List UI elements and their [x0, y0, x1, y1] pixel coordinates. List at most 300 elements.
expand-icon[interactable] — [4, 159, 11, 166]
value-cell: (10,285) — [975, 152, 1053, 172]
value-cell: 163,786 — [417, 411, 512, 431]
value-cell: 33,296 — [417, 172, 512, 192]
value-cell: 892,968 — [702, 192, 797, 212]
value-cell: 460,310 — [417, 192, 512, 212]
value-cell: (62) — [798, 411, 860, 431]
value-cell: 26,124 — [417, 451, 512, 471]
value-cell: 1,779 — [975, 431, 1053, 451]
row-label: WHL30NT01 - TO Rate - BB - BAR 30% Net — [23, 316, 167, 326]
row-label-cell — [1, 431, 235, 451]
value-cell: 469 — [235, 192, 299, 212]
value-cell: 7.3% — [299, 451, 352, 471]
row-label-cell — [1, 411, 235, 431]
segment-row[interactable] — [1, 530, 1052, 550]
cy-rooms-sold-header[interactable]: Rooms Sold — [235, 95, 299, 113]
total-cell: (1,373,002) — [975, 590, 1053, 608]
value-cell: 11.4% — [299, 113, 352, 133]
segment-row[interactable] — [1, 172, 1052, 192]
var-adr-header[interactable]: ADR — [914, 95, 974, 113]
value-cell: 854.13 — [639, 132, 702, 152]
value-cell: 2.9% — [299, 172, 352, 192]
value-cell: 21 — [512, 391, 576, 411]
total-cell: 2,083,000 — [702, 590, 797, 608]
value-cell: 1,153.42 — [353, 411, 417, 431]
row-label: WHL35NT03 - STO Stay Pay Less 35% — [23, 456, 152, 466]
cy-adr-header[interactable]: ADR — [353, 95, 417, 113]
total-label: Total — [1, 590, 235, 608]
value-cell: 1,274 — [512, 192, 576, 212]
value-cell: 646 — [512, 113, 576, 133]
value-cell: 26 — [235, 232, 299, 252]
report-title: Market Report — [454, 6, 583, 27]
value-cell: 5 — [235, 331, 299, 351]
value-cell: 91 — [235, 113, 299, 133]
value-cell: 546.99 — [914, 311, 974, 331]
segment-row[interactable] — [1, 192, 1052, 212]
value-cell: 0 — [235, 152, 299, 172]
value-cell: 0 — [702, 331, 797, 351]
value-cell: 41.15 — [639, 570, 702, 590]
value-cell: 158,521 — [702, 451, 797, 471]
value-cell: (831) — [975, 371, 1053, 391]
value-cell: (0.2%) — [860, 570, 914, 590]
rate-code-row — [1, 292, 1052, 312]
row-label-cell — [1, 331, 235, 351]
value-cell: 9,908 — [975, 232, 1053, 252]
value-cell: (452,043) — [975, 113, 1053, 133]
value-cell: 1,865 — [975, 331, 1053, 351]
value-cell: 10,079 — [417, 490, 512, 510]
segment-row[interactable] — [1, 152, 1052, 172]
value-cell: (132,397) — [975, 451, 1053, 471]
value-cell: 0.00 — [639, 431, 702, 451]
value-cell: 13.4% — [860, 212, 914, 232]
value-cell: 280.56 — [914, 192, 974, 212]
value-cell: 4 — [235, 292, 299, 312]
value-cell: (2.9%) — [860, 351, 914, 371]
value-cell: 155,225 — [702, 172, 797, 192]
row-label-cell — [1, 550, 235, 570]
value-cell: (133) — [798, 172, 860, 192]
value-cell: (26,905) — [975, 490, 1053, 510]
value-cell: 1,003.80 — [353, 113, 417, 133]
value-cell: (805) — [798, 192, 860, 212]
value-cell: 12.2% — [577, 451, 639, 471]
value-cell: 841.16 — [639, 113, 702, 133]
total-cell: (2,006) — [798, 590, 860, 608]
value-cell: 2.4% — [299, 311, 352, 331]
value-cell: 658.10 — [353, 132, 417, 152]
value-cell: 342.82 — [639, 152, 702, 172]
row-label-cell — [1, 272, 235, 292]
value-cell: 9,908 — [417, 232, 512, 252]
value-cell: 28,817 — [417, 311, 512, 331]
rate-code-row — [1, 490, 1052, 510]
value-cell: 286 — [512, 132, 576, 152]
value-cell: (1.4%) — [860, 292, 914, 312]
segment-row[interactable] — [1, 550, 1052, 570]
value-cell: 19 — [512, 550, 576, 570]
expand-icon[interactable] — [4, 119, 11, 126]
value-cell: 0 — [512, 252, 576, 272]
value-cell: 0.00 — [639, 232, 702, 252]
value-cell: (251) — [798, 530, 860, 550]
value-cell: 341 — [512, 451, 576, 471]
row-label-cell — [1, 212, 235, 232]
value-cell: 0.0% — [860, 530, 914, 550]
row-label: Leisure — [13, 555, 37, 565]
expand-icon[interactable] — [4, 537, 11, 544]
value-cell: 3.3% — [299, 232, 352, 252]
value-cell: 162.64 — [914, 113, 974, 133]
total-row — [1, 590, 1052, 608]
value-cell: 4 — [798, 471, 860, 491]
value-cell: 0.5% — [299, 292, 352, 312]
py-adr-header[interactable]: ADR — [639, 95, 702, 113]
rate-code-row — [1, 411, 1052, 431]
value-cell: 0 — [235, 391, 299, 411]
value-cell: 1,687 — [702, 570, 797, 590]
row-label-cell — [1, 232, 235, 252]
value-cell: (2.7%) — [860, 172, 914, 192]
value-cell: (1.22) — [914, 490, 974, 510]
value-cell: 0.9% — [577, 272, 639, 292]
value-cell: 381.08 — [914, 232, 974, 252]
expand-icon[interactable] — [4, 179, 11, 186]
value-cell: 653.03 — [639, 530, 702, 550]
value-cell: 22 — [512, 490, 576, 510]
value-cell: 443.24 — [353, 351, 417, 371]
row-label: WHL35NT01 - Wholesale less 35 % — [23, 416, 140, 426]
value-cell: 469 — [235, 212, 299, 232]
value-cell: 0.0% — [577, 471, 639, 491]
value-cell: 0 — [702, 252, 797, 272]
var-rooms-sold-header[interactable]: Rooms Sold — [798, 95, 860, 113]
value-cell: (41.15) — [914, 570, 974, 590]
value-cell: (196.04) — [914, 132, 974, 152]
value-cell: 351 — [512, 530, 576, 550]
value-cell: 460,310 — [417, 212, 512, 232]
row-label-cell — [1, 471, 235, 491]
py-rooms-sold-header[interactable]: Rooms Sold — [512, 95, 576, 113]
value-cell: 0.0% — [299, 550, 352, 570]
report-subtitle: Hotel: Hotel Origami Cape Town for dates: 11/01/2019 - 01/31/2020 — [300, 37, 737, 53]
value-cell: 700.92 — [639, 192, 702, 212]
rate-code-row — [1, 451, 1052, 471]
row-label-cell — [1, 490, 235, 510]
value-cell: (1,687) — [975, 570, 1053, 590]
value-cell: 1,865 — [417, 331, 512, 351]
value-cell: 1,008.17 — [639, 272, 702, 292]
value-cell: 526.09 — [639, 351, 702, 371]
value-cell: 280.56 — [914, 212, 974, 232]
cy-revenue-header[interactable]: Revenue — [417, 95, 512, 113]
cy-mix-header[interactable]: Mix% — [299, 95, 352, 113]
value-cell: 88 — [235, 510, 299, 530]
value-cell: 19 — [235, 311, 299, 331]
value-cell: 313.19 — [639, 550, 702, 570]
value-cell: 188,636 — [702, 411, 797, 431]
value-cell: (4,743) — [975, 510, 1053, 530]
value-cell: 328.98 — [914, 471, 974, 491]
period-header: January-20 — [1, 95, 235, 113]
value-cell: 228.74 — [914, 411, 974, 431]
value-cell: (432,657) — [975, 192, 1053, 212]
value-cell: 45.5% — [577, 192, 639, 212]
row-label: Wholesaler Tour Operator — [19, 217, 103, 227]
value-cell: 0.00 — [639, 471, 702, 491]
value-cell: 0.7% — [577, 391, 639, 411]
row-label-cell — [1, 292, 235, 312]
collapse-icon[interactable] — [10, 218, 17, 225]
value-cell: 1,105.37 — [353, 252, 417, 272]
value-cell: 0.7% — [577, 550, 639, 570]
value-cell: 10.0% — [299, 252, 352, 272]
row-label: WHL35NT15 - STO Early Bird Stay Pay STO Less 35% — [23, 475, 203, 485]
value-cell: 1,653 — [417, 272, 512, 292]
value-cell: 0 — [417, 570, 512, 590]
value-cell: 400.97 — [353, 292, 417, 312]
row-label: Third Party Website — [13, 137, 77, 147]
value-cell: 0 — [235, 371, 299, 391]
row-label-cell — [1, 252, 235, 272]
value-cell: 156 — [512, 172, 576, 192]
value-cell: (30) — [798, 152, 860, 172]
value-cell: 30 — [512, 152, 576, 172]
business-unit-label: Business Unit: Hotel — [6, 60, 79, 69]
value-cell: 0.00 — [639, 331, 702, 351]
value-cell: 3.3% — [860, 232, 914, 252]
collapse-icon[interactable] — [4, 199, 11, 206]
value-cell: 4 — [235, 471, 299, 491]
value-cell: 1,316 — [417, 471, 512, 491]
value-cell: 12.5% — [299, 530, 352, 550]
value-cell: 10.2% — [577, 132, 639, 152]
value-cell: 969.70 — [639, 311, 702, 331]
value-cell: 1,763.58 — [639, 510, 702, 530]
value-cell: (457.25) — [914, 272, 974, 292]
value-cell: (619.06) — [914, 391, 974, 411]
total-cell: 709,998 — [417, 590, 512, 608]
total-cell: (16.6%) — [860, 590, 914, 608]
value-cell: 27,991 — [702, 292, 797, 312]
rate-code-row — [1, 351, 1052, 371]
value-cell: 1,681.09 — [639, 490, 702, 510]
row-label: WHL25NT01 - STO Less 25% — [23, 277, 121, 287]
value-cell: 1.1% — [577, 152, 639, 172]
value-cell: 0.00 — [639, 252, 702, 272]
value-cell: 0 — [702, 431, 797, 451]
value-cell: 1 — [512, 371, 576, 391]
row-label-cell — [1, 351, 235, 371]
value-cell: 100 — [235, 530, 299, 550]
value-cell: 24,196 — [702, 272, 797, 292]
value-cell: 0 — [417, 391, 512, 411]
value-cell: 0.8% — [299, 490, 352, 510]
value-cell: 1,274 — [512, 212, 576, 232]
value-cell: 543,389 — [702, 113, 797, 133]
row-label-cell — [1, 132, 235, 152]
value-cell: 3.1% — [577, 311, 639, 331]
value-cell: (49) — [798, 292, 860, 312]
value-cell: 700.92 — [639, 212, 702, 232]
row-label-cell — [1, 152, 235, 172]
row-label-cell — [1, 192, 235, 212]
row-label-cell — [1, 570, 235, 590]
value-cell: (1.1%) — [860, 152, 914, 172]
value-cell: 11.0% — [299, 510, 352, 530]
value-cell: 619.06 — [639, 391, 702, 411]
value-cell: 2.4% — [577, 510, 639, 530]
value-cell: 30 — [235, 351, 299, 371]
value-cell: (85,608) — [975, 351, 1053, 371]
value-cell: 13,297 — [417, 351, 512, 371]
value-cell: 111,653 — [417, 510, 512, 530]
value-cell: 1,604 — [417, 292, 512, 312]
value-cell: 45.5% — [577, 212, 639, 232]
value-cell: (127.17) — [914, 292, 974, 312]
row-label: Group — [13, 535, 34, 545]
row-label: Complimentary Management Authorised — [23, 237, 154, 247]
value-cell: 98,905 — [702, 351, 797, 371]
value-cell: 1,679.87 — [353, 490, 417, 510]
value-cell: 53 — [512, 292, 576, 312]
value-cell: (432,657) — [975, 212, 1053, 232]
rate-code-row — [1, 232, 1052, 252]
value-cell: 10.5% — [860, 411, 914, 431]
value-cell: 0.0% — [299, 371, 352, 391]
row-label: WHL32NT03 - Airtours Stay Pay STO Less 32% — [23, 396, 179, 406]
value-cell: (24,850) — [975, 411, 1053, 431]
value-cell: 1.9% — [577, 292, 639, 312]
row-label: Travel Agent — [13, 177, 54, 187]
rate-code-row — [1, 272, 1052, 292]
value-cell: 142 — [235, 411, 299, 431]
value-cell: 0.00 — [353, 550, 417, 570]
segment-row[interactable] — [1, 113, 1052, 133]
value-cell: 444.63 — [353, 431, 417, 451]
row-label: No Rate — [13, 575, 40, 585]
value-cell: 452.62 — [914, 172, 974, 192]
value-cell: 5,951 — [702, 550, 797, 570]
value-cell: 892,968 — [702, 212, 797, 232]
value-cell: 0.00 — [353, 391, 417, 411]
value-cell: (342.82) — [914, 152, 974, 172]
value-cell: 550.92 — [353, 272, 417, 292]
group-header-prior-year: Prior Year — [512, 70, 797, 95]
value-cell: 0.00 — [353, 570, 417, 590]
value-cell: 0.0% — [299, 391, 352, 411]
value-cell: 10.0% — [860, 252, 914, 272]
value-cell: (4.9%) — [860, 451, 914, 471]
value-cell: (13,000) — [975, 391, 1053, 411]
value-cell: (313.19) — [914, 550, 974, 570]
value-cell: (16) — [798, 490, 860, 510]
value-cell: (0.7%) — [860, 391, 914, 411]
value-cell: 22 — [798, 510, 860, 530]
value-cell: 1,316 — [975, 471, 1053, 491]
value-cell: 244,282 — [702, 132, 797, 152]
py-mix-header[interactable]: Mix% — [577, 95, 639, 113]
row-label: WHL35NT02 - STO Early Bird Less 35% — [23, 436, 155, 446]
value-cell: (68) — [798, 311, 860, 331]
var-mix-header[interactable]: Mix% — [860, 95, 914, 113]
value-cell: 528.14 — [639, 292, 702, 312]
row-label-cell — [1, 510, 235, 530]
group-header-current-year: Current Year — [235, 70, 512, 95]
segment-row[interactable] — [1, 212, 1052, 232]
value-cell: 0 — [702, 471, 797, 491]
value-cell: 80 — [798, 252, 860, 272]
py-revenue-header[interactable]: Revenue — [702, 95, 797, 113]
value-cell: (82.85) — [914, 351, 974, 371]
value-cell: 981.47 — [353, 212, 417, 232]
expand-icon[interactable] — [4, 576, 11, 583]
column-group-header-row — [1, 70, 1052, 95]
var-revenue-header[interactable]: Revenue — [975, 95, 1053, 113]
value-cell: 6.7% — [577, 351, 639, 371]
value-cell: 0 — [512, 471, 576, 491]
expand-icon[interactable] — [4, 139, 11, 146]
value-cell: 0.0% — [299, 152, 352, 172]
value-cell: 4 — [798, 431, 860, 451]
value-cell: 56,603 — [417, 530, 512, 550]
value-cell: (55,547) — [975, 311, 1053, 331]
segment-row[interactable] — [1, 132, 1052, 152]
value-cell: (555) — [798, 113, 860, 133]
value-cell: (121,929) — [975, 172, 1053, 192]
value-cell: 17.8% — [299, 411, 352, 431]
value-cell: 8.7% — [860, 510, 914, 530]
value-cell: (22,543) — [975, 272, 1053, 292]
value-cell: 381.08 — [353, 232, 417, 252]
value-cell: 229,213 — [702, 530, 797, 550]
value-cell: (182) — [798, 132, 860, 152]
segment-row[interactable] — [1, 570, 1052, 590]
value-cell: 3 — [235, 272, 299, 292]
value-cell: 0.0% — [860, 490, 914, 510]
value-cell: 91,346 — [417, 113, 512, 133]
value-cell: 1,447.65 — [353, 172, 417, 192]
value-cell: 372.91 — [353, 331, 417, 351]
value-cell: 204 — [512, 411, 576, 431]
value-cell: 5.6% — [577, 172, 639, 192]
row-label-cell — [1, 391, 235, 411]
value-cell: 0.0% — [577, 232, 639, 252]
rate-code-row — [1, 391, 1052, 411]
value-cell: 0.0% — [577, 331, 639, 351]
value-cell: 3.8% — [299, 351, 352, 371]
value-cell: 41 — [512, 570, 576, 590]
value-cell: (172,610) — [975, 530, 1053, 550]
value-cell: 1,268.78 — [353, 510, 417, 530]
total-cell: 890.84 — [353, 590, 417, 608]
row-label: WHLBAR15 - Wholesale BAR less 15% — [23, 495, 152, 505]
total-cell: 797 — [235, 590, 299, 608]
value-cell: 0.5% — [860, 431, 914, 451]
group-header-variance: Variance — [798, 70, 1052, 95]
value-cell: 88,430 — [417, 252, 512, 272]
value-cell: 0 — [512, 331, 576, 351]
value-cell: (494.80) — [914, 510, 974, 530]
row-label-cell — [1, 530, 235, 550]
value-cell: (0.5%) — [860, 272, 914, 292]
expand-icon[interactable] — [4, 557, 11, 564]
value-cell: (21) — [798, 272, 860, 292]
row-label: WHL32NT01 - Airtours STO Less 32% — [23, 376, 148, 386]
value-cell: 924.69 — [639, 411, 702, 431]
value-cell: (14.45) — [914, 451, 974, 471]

Directions: Reproduce the rows word for word, starting at the first row of the records and ending at the row containing "value-cell: 892,968 — [702, 192, 797, 212]", both included.

Output for this exercise:
List UI elements and their [x0, y0, x1, y1] pixel coordinates. List at most 300 elements.
expand-icon[interactable] — [4, 159, 11, 166]
value-cell: (10,285) — [975, 152, 1053, 172]
value-cell: 163,786 — [417, 411, 512, 431]
value-cell: 33,296 — [417, 172, 512, 192]
value-cell: 892,968 — [702, 192, 797, 212]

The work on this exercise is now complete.